[Begin Provided records]

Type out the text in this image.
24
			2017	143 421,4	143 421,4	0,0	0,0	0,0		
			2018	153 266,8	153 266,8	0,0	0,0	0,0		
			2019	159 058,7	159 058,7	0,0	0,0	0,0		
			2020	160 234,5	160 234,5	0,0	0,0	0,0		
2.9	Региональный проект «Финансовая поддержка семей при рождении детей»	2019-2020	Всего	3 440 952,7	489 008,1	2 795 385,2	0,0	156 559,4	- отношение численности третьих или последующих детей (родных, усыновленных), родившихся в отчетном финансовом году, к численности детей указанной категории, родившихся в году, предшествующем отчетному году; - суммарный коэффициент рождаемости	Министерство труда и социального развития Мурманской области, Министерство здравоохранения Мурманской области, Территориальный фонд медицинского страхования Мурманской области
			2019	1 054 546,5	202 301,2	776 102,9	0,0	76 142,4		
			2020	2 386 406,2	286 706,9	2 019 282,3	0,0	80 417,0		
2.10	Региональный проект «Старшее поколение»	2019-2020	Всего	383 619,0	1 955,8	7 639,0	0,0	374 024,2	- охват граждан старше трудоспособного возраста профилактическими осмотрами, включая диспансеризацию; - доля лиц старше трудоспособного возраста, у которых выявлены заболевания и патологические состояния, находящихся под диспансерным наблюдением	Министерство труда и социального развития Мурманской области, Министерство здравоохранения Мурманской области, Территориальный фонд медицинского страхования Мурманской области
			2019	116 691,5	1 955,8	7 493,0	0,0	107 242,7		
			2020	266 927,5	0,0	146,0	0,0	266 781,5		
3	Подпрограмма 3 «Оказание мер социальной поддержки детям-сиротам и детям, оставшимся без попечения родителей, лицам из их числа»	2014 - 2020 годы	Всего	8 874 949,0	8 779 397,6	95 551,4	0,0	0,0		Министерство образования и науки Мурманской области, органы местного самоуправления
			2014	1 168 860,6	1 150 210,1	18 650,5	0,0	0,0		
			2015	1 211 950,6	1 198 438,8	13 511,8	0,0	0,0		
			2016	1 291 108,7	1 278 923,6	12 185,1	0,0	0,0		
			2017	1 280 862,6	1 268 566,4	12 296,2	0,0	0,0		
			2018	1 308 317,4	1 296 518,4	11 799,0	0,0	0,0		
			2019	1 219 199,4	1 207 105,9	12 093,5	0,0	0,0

[End Provided records]

Task: Print every entry exactly as it appears.

Complete answer:
Type out the text in this image.
24
			2017	143 421,4	143 421,4	0,0	0,0	0,0		
			2018	153 266,8	153 266,8	0,0	0,0	0,0		
			2019	159 058,7	159 058,7	0,0	0,0	0,0		
			2020	160 234,5	160 234,5	0,0	0,0	0,0		
2.9	Региональный проект «Финансовая поддержка семей при рождении детей»	2019-2020	Всего	3 440 952,7	489 008,1	2 795 385,2	0,0	156 559,4	- отношение численности третьих или последующих детей (родных, усыновленных), родившихся в отчетном финансовом году, к численности детей указанной категории, родившихся в году, предшествующем отчетному году; - суммарный коэффициент рождаемости	Министерство труда и социального развития Мурманской области, Министерство здравоохранения Мурманской области, Территориальный фонд медицинского страхования Мурманской области
			2019	1 054 546,5	202 301,2	776 102,9	0,0	76 142,4		
			2020	2 386 406,2	286 706,9	2 019 282,3	0,0	80 417,0		
2.10	Региональный проект «Старшее поколение»	2019-2020	Всего	383 619,0	1 955,8	7 639,0	0,0	374 024,2	- охват граждан старше трудоспособного возраста профилактическими осмотрами, включая диспансеризацию; - доля лиц старше трудоспособного возраста, у которых выявлены заболевания и патологические состояния, находящихся под диспансерным наблюдением	Министерство труда и социального развития Мурманской области, Министерство здравоохранения Мурманской области, Территориальный фонд медицинского страхования Мурманской области
			2019	116 691,5	1 955,8	7 493,0	0,0	107 242,7		
			2020	266 927,5	0,0	146,0	0,0	266 781,5		
3	Подпрограмма 3 «Оказание мер социальной поддержки детям-сиротам и детям, оставшимся без попечения родителей, лицам из их числа»	2014 - 2020 годы	Всего	8 874 949,0	8 779 397,6	95 551,4	0,0	0,0		Министерство образования и науки Мурманской области, органы местного самоуправления
			2014	1 168 860,6	1 150 210,1	18 650,5	0,0	0,0		
			2015	1 211 950,6	1 198 438,8	13 511,8	0,0	0,0		
			2016	1 291 108,7	1 278 923,6	12 185,1	0,0	0,0		
			2017	1 280 862,6	1 268 566,4	12 296,2	0,0	0,0		
			2018	1 308 317,4	1 296 518,4	11 799,0	0,0	0,0		
			2019	1 219 199,4	1 207 105,9	12 093,5	0,0	0,0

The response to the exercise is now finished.